Work instructions:
Update the stretch from the line containing "svg-text:36: 36 [310, 489, 317, 495]" through the line containing "svg-text:93: 93 [283, 97, 290, 103]" by changing "svg-text" to "svg-label". Keep everything else unchanged and return only those lines.

[Begin Entries supplied]

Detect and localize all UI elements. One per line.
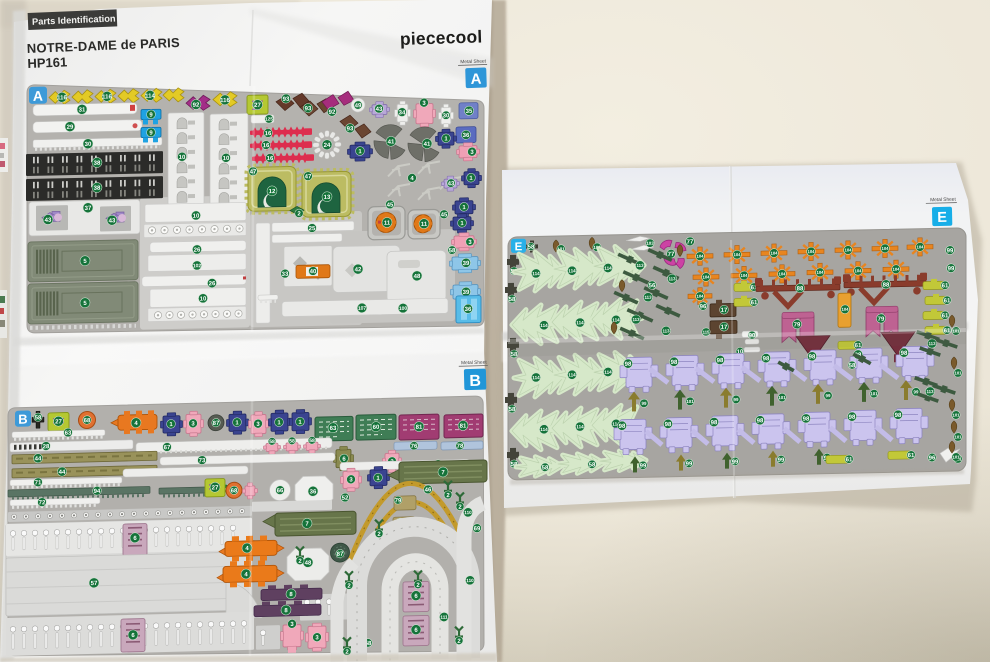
svg-text:36: 36 [310, 489, 317, 495]
svg-text:13: 13 [324, 195, 331, 201]
svg-text:110: 110 [464, 510, 472, 515]
svg-text:98: 98 [619, 424, 626, 430]
svg-text:99: 99 [640, 463, 647, 469]
svg-text:26: 26 [209, 281, 216, 287]
svg-text:79: 79 [395, 498, 402, 504]
svg-text:63: 63 [65, 431, 72, 437]
svg-text:104: 104 [697, 294, 705, 299]
svg-text:79: 79 [878, 317, 885, 323]
svg-text:98: 98 [717, 358, 724, 364]
svg-text:58: 58 [589, 462, 596, 468]
svg-text:28: 28 [43, 444, 50, 450]
svg-text:99: 99 [947, 248, 954, 254]
svg-text:93: 93 [347, 126, 354, 132]
svg-text:114: 114 [540, 427, 548, 432]
svg-text:36: 36 [463, 133, 470, 139]
svg-text:99: 99 [778, 458, 785, 464]
svg-text:43: 43 [109, 218, 116, 224]
svg-text:93: 93 [283, 97, 290, 103]
svg-text:A: A [33, 88, 43, 104]
svg-text:58: 58 [849, 363, 856, 369]
svg-text:114: 114 [604, 370, 612, 375]
svg-text:99: 99 [642, 401, 647, 406]
svg-text:115: 115 [703, 329, 710, 334]
svg-text:102: 102 [193, 263, 202, 269]
svg-text:30: 30 [85, 142, 92, 148]
svg-text:104: 104 [808, 249, 816, 254]
svg-text:92: 92 [329, 110, 336, 116]
svg-text:88: 88 [797, 286, 804, 292]
svg-text:67: 67 [164, 445, 171, 451]
svg-text:61: 61 [942, 283, 949, 289]
svg-text:78: 78 [457, 444, 464, 450]
svg-text:11: 11 [384, 221, 391, 227]
svg-text:98: 98 [711, 420, 718, 426]
svg-text:61: 61 [908, 453, 915, 459]
svg-text:114: 114 [540, 323, 548, 328]
svg-text:63: 63 [330, 426, 337, 432]
svg-text:92: 92 [193, 103, 200, 109]
svg-text:99: 99 [734, 397, 739, 402]
svg-text:114: 114 [576, 424, 584, 429]
svg-text:39: 39 [463, 290, 470, 296]
svg-text:48: 48 [414, 274, 421, 280]
svg-text:114: 114 [532, 271, 540, 276]
svg-text:114: 114 [532, 375, 540, 380]
svg-text:101: 101 [778, 395, 786, 400]
svg-text:98: 98 [895, 413, 902, 419]
svg-text:HP161: HP161 [27, 54, 67, 71]
svg-text:30: 30 [443, 113, 450, 119]
svg-text:81: 81 [460, 424, 467, 430]
svg-text:104: 104 [845, 247, 853, 252]
svg-text:27: 27 [212, 485, 219, 491]
svg-text:94: 94 [94, 489, 101, 495]
svg-text:58: 58 [509, 297, 516, 303]
svg-text:111: 111 [440, 615, 448, 620]
svg-text:104: 104 [917, 244, 925, 249]
svg-text:113: 113 [644, 295, 652, 300]
svg-text:116: 116 [102, 94, 112, 100]
svg-text:76: 76 [411, 444, 418, 450]
svg-text:41: 41 [388, 139, 395, 145]
svg-text:E: E [937, 210, 947, 226]
svg-text:104: 104 [893, 267, 901, 272]
svg-text:100: 100 [399, 306, 408, 312]
svg-text:104: 104 [855, 268, 863, 273]
svg-text:17: 17 [721, 308, 728, 314]
svg-text:17: 17 [721, 325, 728, 331]
svg-text:10: 10 [200, 296, 207, 302]
svg-text:87: 87 [213, 421, 220, 427]
svg-text:27: 27 [55, 419, 62, 425]
svg-text:45: 45 [441, 212, 448, 218]
svg-text:72: 72 [39, 500, 46, 506]
svg-text:26: 26 [194, 248, 201, 254]
svg-text:61: 61 [944, 298, 951, 304]
svg-text:34: 34 [399, 110, 406, 116]
svg-text:29: 29 [67, 125, 74, 131]
svg-text:98: 98 [671, 360, 678, 366]
svg-text:77: 77 [687, 239, 694, 245]
svg-text:114: 114 [568, 372, 576, 377]
svg-text:98: 98 [763, 356, 770, 362]
svg-text:68: 68 [231, 488, 238, 494]
svg-text:40: 40 [310, 269, 317, 275]
svg-text:B: B [18, 412, 27, 427]
svg-text:93: 93 [305, 106, 312, 112]
svg-text:107: 107 [358, 306, 367, 312]
svg-text:114: 114 [145, 94, 155, 100]
svg-text:114: 114 [568, 268, 576, 273]
svg-text:125: 125 [265, 116, 273, 121]
svg-text:101: 101 [953, 412, 961, 417]
svg-text:49: 49 [355, 103, 362, 109]
svg-text:58: 58 [509, 407, 516, 413]
svg-text:116: 116 [57, 95, 67, 101]
svg-text:101: 101 [686, 399, 694, 404]
svg-text:66: 66 [277, 488, 284, 494]
svg-text:98: 98 [809, 354, 816, 360]
svg-text:58: 58 [542, 465, 549, 471]
svg-text:99: 99 [948, 266, 955, 272]
svg-text:35: 35 [466, 109, 473, 115]
svg-text:57: 57 [91, 581, 98, 587]
svg-text:73: 73 [199, 458, 206, 464]
svg-text:96: 96 [700, 304, 707, 310]
svg-text:60: 60 [373, 425, 380, 431]
svg-text:69: 69 [474, 526, 481, 532]
svg-text:103: 103 [646, 241, 654, 246]
svg-text:45: 45 [387, 203, 394, 209]
svg-text:104: 104 [697, 254, 705, 259]
svg-text:101: 101 [955, 434, 963, 439]
svg-text:98: 98 [803, 417, 810, 423]
svg-text:58: 58 [269, 439, 275, 445]
svg-text:113: 113 [632, 317, 640, 322]
svg-text:99: 99 [732, 460, 739, 466]
svg-text:114: 114 [604, 266, 612, 271]
svg-text:39: 39 [463, 261, 470, 267]
svg-text:87: 87 [337, 552, 344, 558]
svg-text:113: 113 [636, 263, 644, 268]
svg-text:27: 27 [254, 103, 261, 109]
svg-text:38: 38 [94, 186, 101, 192]
svg-text:42: 42 [355, 267, 362, 273]
svg-text:44: 44 [59, 470, 66, 476]
svg-text:43: 43 [376, 107, 383, 113]
svg-text:A: A [470, 71, 482, 88]
svg-text:104: 104 [734, 252, 742, 257]
svg-text:104: 104 [741, 273, 749, 278]
svg-text:43: 43 [45, 218, 52, 224]
svg-text:33: 33 [282, 272, 289, 278]
svg-text:104: 104 [817, 270, 825, 275]
svg-text:58: 58 [449, 248, 456, 254]
svg-text:41: 41 [424, 142, 431, 148]
svg-text:79: 79 [794, 322, 801, 328]
svg-text:98: 98 [849, 415, 856, 421]
svg-text:37: 37 [85, 206, 92, 212]
svg-text:46: 46 [425, 487, 432, 493]
svg-text:16: 16 [265, 131, 272, 137]
svg-text:10: 10 [179, 155, 186, 161]
svg-text:114: 114 [576, 320, 584, 325]
svg-text:11: 11 [421, 222, 428, 228]
svg-text:Metal Sheet: Metal Sheet [461, 360, 487, 367]
svg-text:16: 16 [267, 156, 274, 162]
svg-text:52: 52 [342, 496, 349, 502]
svg-text:43: 43 [448, 181, 455, 187]
svg-text:E: E [515, 241, 523, 253]
svg-text:38: 38 [94, 161, 101, 167]
svg-text:98: 98 [665, 422, 672, 428]
svg-text:48: 48 [305, 561, 312, 567]
svg-text:88: 88 [883, 283, 890, 289]
svg-text:98: 98 [901, 351, 908, 357]
svg-text:10: 10 [223, 156, 230, 162]
svg-text:61: 61 [751, 300, 758, 306]
svg-text:113: 113 [668, 276, 676, 281]
svg-text:113: 113 [926, 389, 934, 394]
svg-text:116: 116 [220, 98, 230, 104]
svg-text:101: 101 [955, 370, 963, 375]
svg-text:98: 98 [757, 418, 764, 424]
svg-text:104: 104 [842, 307, 850, 312]
svg-text:B: B [469, 373, 481, 390]
svg-text:58: 58 [289, 439, 295, 445]
svg-text:24: 24 [324, 143, 331, 149]
svg-text:44: 44 [35, 456, 42, 462]
svg-text:81: 81 [416, 425, 423, 431]
svg-text:58: 58 [35, 415, 42, 421]
svg-text:61: 61 [942, 313, 949, 319]
svg-text:110: 110 [466, 578, 474, 583]
svg-text:99: 99 [686, 461, 693, 467]
svg-text:101: 101 [953, 454, 961, 459]
svg-text:104: 104 [771, 250, 779, 255]
svg-text:25: 25 [309, 226, 316, 232]
svg-text:61: 61 [846, 457, 853, 463]
svg-text:96: 96 [929, 456, 936, 462]
svg-text:99: 99 [826, 393, 831, 398]
svg-text:10: 10 [193, 214, 200, 220]
svg-text:12: 12 [269, 189, 276, 195]
svg-text:Metal Sheet: Metal Sheet [930, 197, 956, 204]
svg-text:56: 56 [649, 283, 656, 289]
svg-text:47: 47 [305, 174, 312, 180]
svg-text:16: 16 [263, 143, 270, 149]
svg-text:101: 101 [870, 391, 878, 396]
svg-text:98: 98 [625, 362, 632, 368]
svg-text:58: 58 [309, 438, 315, 444]
svg-text:31: 31 [79, 107, 86, 113]
svg-text:113: 113 [662, 328, 670, 333]
svg-text:36: 36 [465, 307, 472, 313]
svg-text:114: 114 [612, 317, 620, 322]
svg-text:68: 68 [84, 418, 91, 424]
svg-text:104: 104 [882, 246, 890, 251]
svg-text:piececool: piececool [400, 26, 483, 49]
svg-text:71: 71 [35, 480, 42, 486]
svg-text:104: 104 [703, 274, 711, 279]
svg-text:104: 104 [779, 271, 787, 276]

[End Entries supplied]

Answer in full:
svg-label:36: 36 [310, 489, 317, 495]
svg-label:13: 13 [324, 195, 331, 201]
svg-label:110: 110 [464, 510, 472, 515]
svg-label:98: 98 [619, 424, 626, 430]
svg-label:99: 99 [640, 463, 647, 469]
svg-label:26: 26 [209, 281, 216, 287]
svg-label:79: 79 [395, 498, 402, 504]
svg-label:63: 63 [65, 431, 72, 437]
svg-label:104: 104 [697, 294, 705, 299]
svg-label:79: 79 [878, 317, 885, 323]
svg-label:98: 98 [717, 358, 724, 364]
svg-label:58: 58 [589, 462, 596, 468]
svg-label:28: 28 [43, 444, 50, 450]
svg-label:99: 99 [947, 248, 954, 254]
svg-label:93: 93 [347, 126, 354, 132]
svg-label:114: 114 [540, 427, 548, 432]
svg-label:36: 36 [463, 133, 470, 139]
svg-label:99: 99 [778, 458, 785, 464]
svg-label:43: 43 [109, 218, 116, 224]
svg-label:93: 93 [283, 97, 290, 103]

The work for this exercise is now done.